# AIM:
In your copy, leave out the pictures; write out all the data exactly.

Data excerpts
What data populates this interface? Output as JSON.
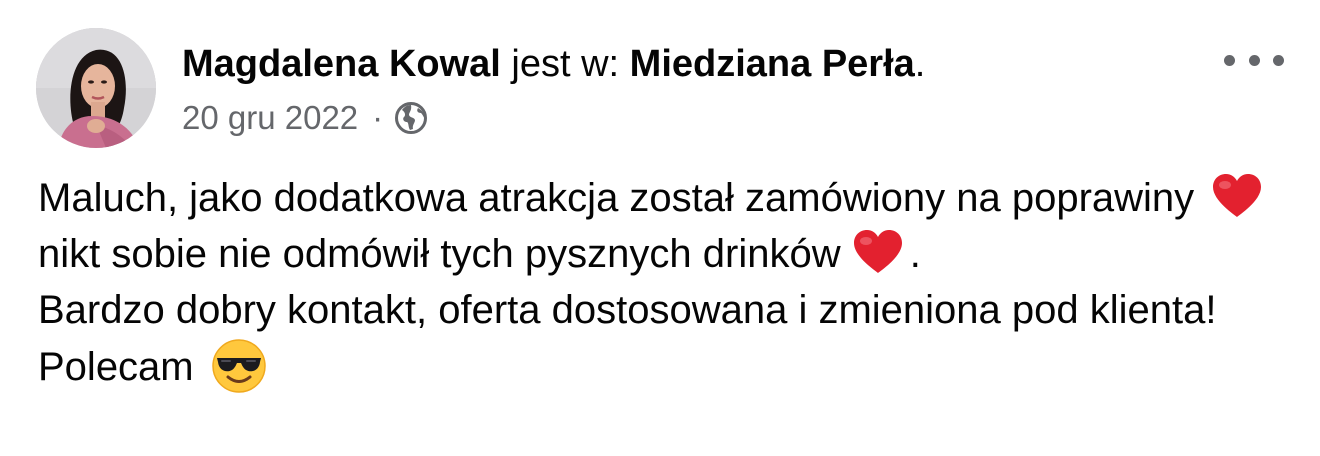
{
  "post": {
    "author": "Magdalena Kowal",
    "connector": "jest w:",
    "place": "Miedziana Perła",
    "place_suffix": ".",
    "date": "20 gru 2022",
    "separator": "·",
    "privacy_icon": "globe-icon",
    "more_icon": "more-options-icon",
    "body": {
      "line1": "Maluch, jako dodatkowa atrakcja został zamówiony na poprawiny",
      "line1_emoji": "heart-emoji",
      "line2": "nikt sobie nie odmówił tych pysznych drinków",
      "line2_emoji": "heart-emoji",
      "line2_end": ".",
      "line3": "Bardzo dobry kontakt, oferta dostosowana i zmieniona pod klienta! Polecam",
      "line3_emoji": "smiling-face-with-sunglasses-emoji"
    }
  },
  "colors": {
    "text": "#050505",
    "secondary": "#65676b",
    "heart": "#e3212f",
    "emoji_face": "#ffc83d"
  }
}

# CORRECT RESPONSE:
What data populates this interface? Output as JSON.
{
  "post": {
    "author": "Magdalena Kowal",
    "connector": "jest w:",
    "place": "Miedziana Perła",
    "place_suffix": ".",
    "date": "20 gru 2022",
    "separator": "·",
    "privacy_icon": "globe-icon",
    "more_icon": "more-options-icon",
    "body": {
      "line1": "Maluch, jako dodatkowa atrakcja został zamówiony na poprawiny",
      "line1_emoji": "heart-emoji",
      "line2": "nikt sobie nie odmówił tych pysznych drinków",
      "line2_emoji": "heart-emoji",
      "line2_end": ".",
      "line3": "Bardzo dobry kontakt, oferta dostosowana i zmieniona pod klienta! Polecam",
      "line3_emoji": "smiling-face-with-sunglasses-emoji"
    }
  },
  "colors": {
    "text": "#050505",
    "secondary": "#65676b",
    "heart": "#e3212f",
    "emoji_face": "#ffc83d"
  }
}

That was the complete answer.